> _WRITTEN REQUEST_: Transcribe the records exactly. Pictures do not belong in the transcription.

....

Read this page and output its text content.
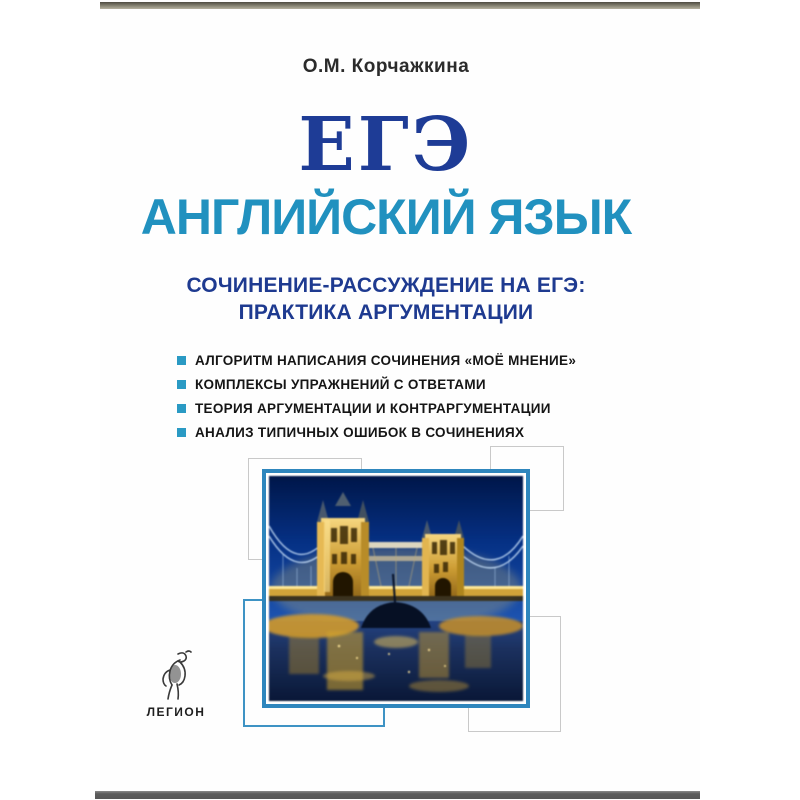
О.М. Корчажкина
ЕГЭ
АНГЛИЙСКИЙ ЯЗЫК
СОЧИНЕНИЕ-РАССУЖДЕНИЕ НА ЕГЭ:
ПРАКТИКА АРГУМЕНТАЦИИ
АЛГОРИТМ НАПИСАНИЯ СОЧИНЕНИЯ «МОЁ МНЕНИЕ»
КОМПЛЕКСЫ УПРАЖНЕНИЙ С ОТВЕТАМИ
ТЕОРИЯ АРГУМЕНТАЦИИ И КОНТРАРГУМЕНТАЦИИ
АНАЛИЗ ТИПИЧНЫХ ОШИБОК В СОЧИНЕНИЯХ
ЛЕГИОН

....

> _SOLUTION TO THE PROBLEM_:
Read this page and output its text content.
О.М. Корчажкина
ЕГЭ
АНГЛИЙСКИЙ ЯЗЫК
СОЧИНЕНИЕ-РАССУЖДЕНИЕ НА ЕГЭ:
ПРАКТИКА АРГУМЕНТАЦИИ
АЛГОРИТМ НАПИСАНИЯ СОЧИНЕНИЯ «МОЁ МНЕНИЕ»
КОМПЛЕКСЫ УПРАЖНЕНИЙ С ОТВЕТАМИ
ТЕОРИЯ АРГУМЕНТАЦИИ И КОНТРАРГУМЕНТАЦИИ
АНАЛИЗ ТИПИЧНЫХ ОШИБОК В СОЧИНЕНИЯХ
ЛЕГИОН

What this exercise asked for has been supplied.